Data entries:
"""

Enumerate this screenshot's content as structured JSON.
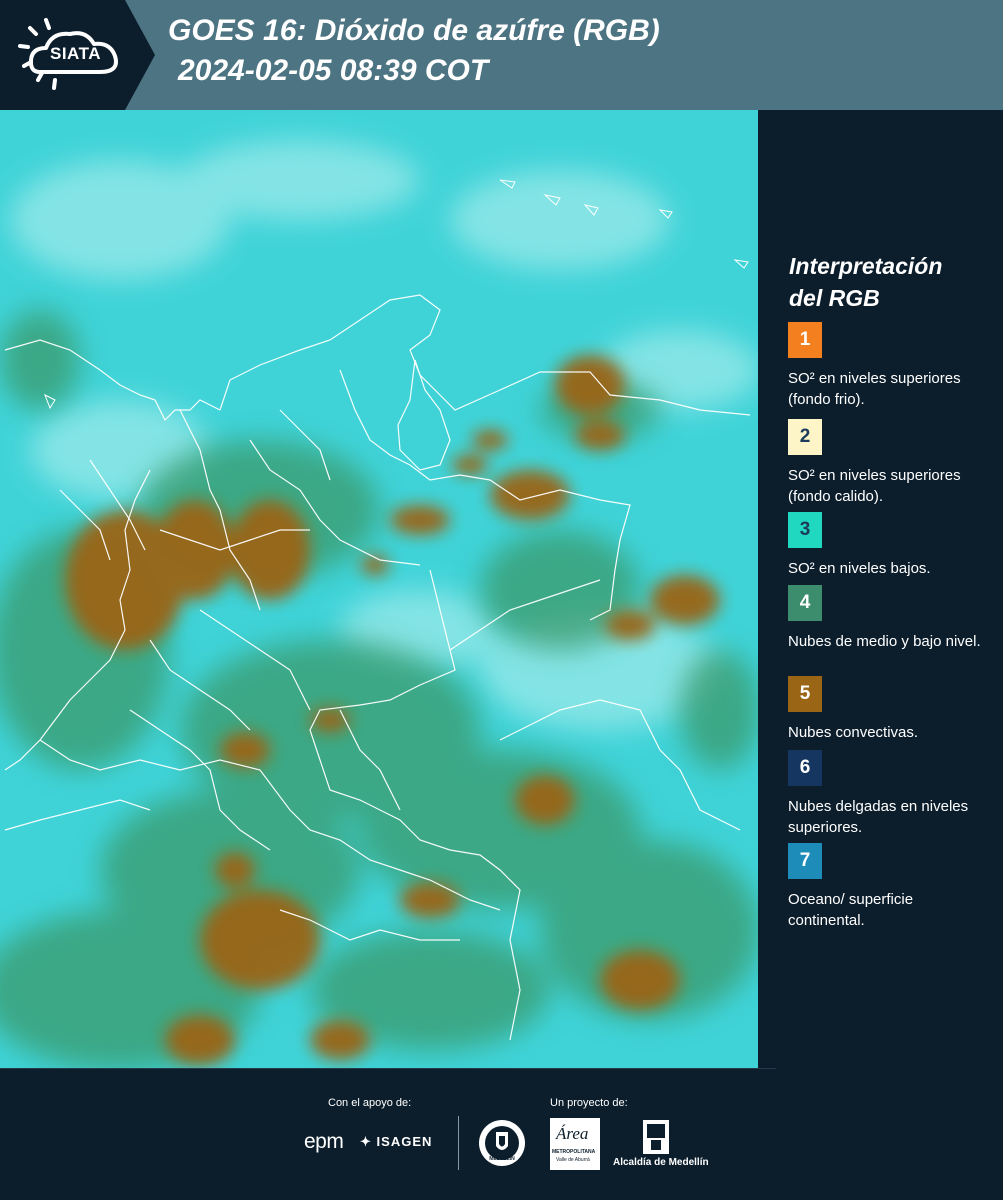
{
  "header": {
    "logo_text": "SIATA",
    "title_line1": "GOES 16: Dióxido de azúfre (RGB)",
    "title_line2": "2024-02-05 08:39 COT"
  },
  "legend": {
    "title_line1": "Interpretación",
    "title_line2": "del RGB",
    "items": [
      {
        "number": "1",
        "color": "#f47f1f",
        "label": "SO² en niveles superiores (fondo frio)."
      },
      {
        "number": "2",
        "color": "#fdf5c8",
        "label": "SO² en niveles superiores (fondo calido)."
      },
      {
        "number": "3",
        "color": "#20d7c0",
        "label": "SO² en niveles bajos."
      },
      {
        "number": "4",
        "color": "#3b8d6d",
        "label": "Nubes de medio y bajo nivel."
      },
      {
        "number": "5",
        "color": "#9a6514",
        "label": "Nubes convectivas."
      },
      {
        "number": "6",
        "color": "#143660",
        "label": "Nubes delgadas en niveles superiores."
      },
      {
        "number": "7",
        "color": "#1d8cb8",
        "label": "Oceano/ superficie continental."
      }
    ]
  },
  "footer": {
    "support_label": "Con el apoyo de:",
    "project_label": "Un proyecto de:",
    "logo_epm": "epm",
    "logo_isagen": "ISAGEN",
    "logo_area": "Área",
    "logo_area_sub": "METROPOLITANA",
    "logo_area_sub2": "Valle de Aburrá",
    "logo_medellin": "MEDELLÍN",
    "logo_alcaldia": "Alcaldía de Medellín"
  },
  "colors": {
    "ocean_cyan": "#3fd3d8",
    "cloud_green": "#3a9a6a",
    "convective_brown": "#9a6514",
    "border": "#ffffff"
  }
}
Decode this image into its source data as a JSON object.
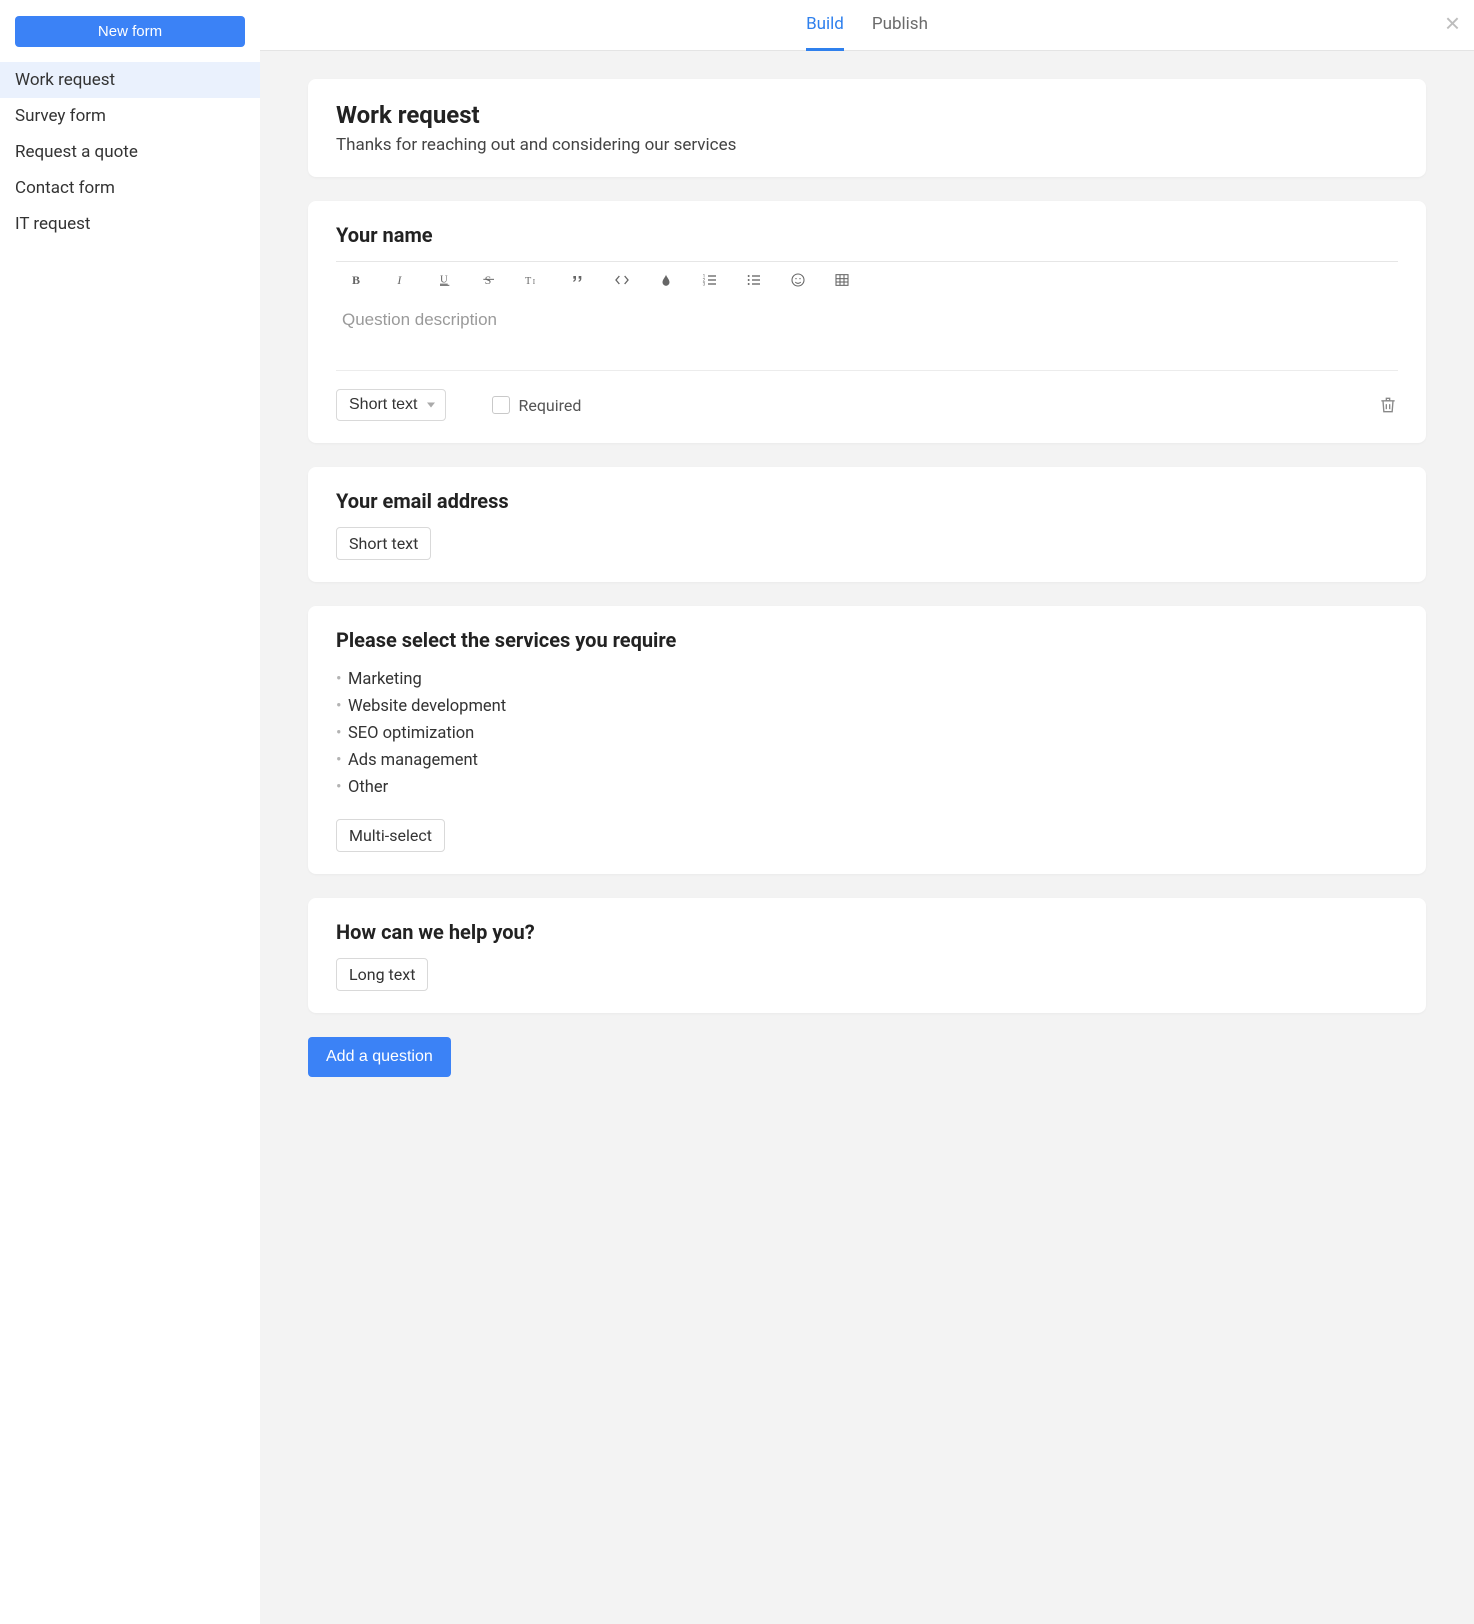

"""

Your objective: Every entry should be returned exactly as written, minus the pictures.

Worked answer:
Enumerate this screenshot's content as structured JSON.
{
  "header": {
    "logo_text": "SIATA",
    "title_line1": "GOES 16: Dióxido de azúfre (RGB)",
    "title_line2": "2024-02-05 08:39 COT"
  },
  "legend": {
    "title_line1": "Interpretación",
    "title_line2": "del RGB",
    "items": [
      {
        "number": "1",
        "color": "#f47f1f",
        "label": "SO² en niveles superiores (fondo frio)."
      },
      {
        "number": "2",
        "color": "#fdf5c8",
        "label": "SO² en niveles superiores (fondo calido)."
      },
      {
        "number": "3",
        "color": "#20d7c0",
        "label": "SO² en niveles bajos."
      },
      {
        "number": "4",
        "color": "#3b8d6d",
        "label": "Nubes de medio y bajo nivel."
      },
      {
        "number": "5",
        "color": "#9a6514",
        "label": "Nubes convectivas."
      },
      {
        "number": "6",
        "color": "#143660",
        "label": "Nubes delgadas en niveles superiores."
      },
      {
        "number": "7",
        "color": "#1d8cb8",
        "label": "Oceano/ superficie continental."
      }
    ]
  },
  "footer": {
    "support_label": "Con el apoyo de:",
    "project_label": "Un proyecto de:",
    "logo_epm": "epm",
    "logo_isagen": "ISAGEN",
    "logo_area": "Área",
    "logo_area_sub": "METROPOLITANA",
    "logo_area_sub2": "Valle de Aburrá",
    "logo_medellin": "MEDELLÍN",
    "logo_alcaldia": "Alcaldía de Medellín"
  },
  "colors": {
    "ocean_cyan": "#3fd3d8",
    "cloud_green": "#3a9a6a",
    "convective_brown": "#9a6514",
    "border": "#ffffff"
  }
}
Decode this image into its source data as a JSON object.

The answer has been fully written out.